> **Requirement**
Copy all entries without alteration and skip the pictures they hold.

> **Excerpted records**
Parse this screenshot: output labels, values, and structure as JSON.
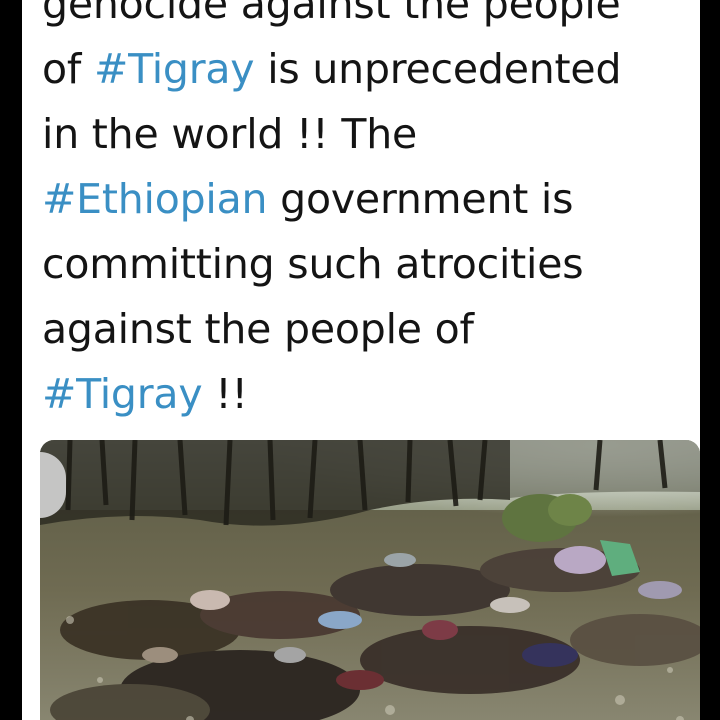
{
  "tweet": {
    "lines": [
      [
        {
          "text": "genocide against the people",
          "tag": false
        }
      ],
      [
        {
          "text": "of ",
          "tag": false
        },
        {
          "text": "#Tigray",
          "tag": true
        },
        {
          "text": " is unprecedented",
          "tag": false
        }
      ],
      [
        {
          "text": "in the world !! The",
          "tag": false
        }
      ],
      [
        {
          "text": "#Ethiopian",
          "tag": true
        },
        {
          "text": " government is",
          "tag": false
        }
      ],
      [
        {
          "text": "committing such atrocities",
          "tag": false
        }
      ],
      [
        {
          "text": "against the people of",
          "tag": false
        }
      ],
      [
        {
          "text": "#Tigray",
          "tag": true
        },
        {
          "text": " !!",
          "tag": false
        }
      ]
    ]
  },
  "colors": {
    "hashtag": "#3a8fc4",
    "text": "#141414",
    "card": "#ffffff",
    "backdrop": "#000000"
  },
  "media": {
    "icon": "photo-attachment"
  }
}
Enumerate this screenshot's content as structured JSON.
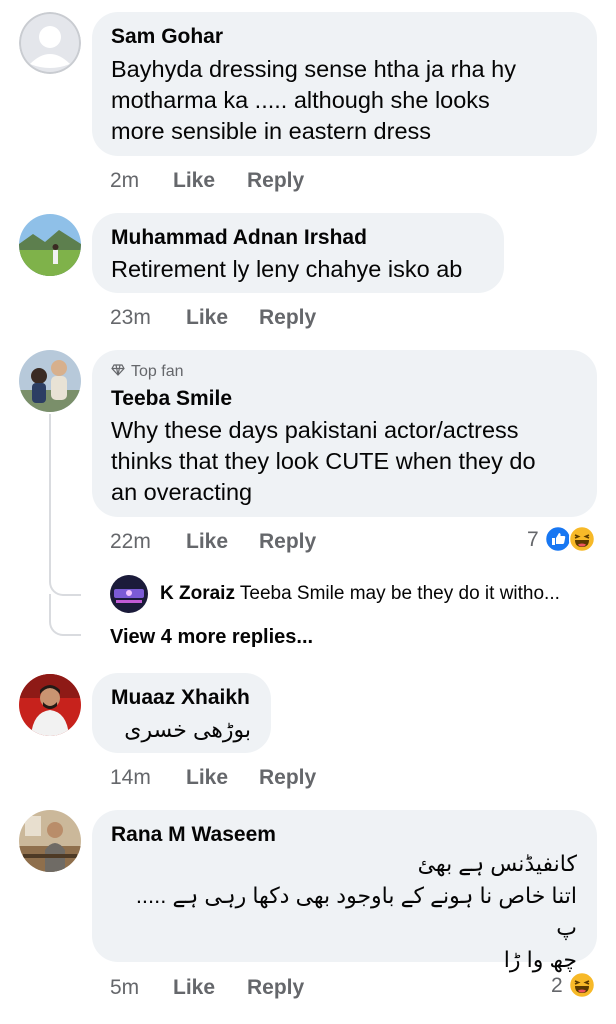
{
  "comments": [
    {
      "author": "Sam Gohar",
      "lines": [
        "Bayhyda dressing sense htha ja rha hy",
        "motharma ka ..... although she looks",
        "more sensible in eastern dress"
      ],
      "time": "2m",
      "like": "Like",
      "reply": "Reply"
    },
    {
      "author": "Muhammad Adnan Irshad",
      "lines": [
        "Retirement ly leny chahye isko ab"
      ],
      "time": "23m",
      "like": "Like",
      "reply": "Reply"
    },
    {
      "badge": "Top fan",
      "author": "Teeba Smile",
      "lines": [
        "Why these days pakistani actor/actress",
        "thinks that they look CUTE when they do",
        "an overacting"
      ],
      "time": "22m",
      "like": "Like",
      "reply": "Reply",
      "reaction_count": "7",
      "reaction_icons": [
        "like-reaction",
        "haha-reaction"
      ],
      "reply_preview": {
        "author": "K Zoraiz",
        "text": "Teeba Smile may be they do it witho..."
      },
      "more_replies": "View 4 more replies..."
    },
    {
      "author": "Muaaz Xhaikh",
      "lines": [
        "بوڑھی خسری"
      ],
      "time": "14m",
      "like": "Like",
      "reply": "Reply"
    },
    {
      "author": "Rana M Waseem",
      "lines": [
        "کانفیڈنس ہے بھئ",
        "اتنا خاص نا ہونے کے باوجود بھی دکھا رہی ہے ..... پ",
        "چھ وا ڑا"
      ],
      "time": "5m",
      "like": "Like",
      "reply": "Reply",
      "reaction_count": "2",
      "reaction_icons": [
        "haha-reaction"
      ]
    }
  ],
  "colors": {
    "bubble": "#eff2f5",
    "meta": "#65676b",
    "like_blue": "#1877f2",
    "haha_yellow": "#f7b928"
  }
}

> **Written response**
Parse this screenshot: output labels, values, and structure as JSON.
{
  "tweet": {
    "lines": [
      [
        {
          "text": "genocide against the people",
          "tag": false
        }
      ],
      [
        {
          "text": "of ",
          "tag": false
        },
        {
          "text": "#Tigray",
          "tag": true
        },
        {
          "text": " is unprecedented",
          "tag": false
        }
      ],
      [
        {
          "text": "in the world !! The",
          "tag": false
        }
      ],
      [
        {
          "text": "#Ethiopian",
          "tag": true
        },
        {
          "text": " government is",
          "tag": false
        }
      ],
      [
        {
          "text": "committing such atrocities",
          "tag": false
        }
      ],
      [
        {
          "text": "against the people of",
          "tag": false
        }
      ],
      [
        {
          "text": "#Tigray",
          "tag": true
        },
        {
          "text": " !!",
          "tag": false
        }
      ]
    ]
  },
  "colors": {
    "hashtag": "#3a8fc4",
    "text": "#141414",
    "card": "#ffffff",
    "backdrop": "#000000"
  },
  "media": {
    "icon": "photo-attachment"
  }
}
Enumerate this screenshot's content as structured JSON.
{
  "comments": [
    {
      "author": "Sam Gohar",
      "lines": [
        "Bayhyda dressing sense htha ja rha hy",
        "motharma ka ..... although she looks",
        "more sensible in eastern dress"
      ],
      "time": "2m",
      "like": "Like",
      "reply": "Reply"
    },
    {
      "author": "Muhammad Adnan Irshad",
      "lines": [
        "Retirement ly leny chahye isko ab"
      ],
      "time": "23m",
      "like": "Like",
      "reply": "Reply"
    },
    {
      "badge": "Top fan",
      "author": "Teeba Smile",
      "lines": [
        "Why these days pakistani actor/actress",
        "thinks that they look CUTE when they do",
        "an overacting"
      ],
      "time": "22m",
      "like": "Like",
      "reply": "Reply",
      "reaction_count": "7",
      "reaction_icons": [
        "like-reaction",
        "haha-reaction"
      ],
      "reply_preview": {
        "author": "K Zoraiz",
        "text": "Teeba Smile may be they do it witho..."
      },
      "more_replies": "View 4 more replies..."
    },
    {
      "author": "Muaaz Xhaikh",
      "lines": [
        "بوڑھی خسری"
      ],
      "time": "14m",
      "like": "Like",
      "reply": "Reply"
    },
    {
      "author": "Rana M Waseem",
      "lines": [
        "کانفیڈنس ہے بھئ",
        "اتنا خاص نا ہونے کے باوجود بھی دکھا رہی ہے ..... پ",
        "چھ وا ڑا"
      ],
      "time": "5m",
      "like": "Like",
      "reply": "Reply",
      "reaction_count": "2",
      "reaction_icons": [
        "haha-reaction"
      ]
    }
  ],
  "colors": {
    "bubble": "#eff2f5",
    "meta": "#65676b",
    "like_blue": "#1877f2",
    "haha_yellow": "#f7b928"
  }
}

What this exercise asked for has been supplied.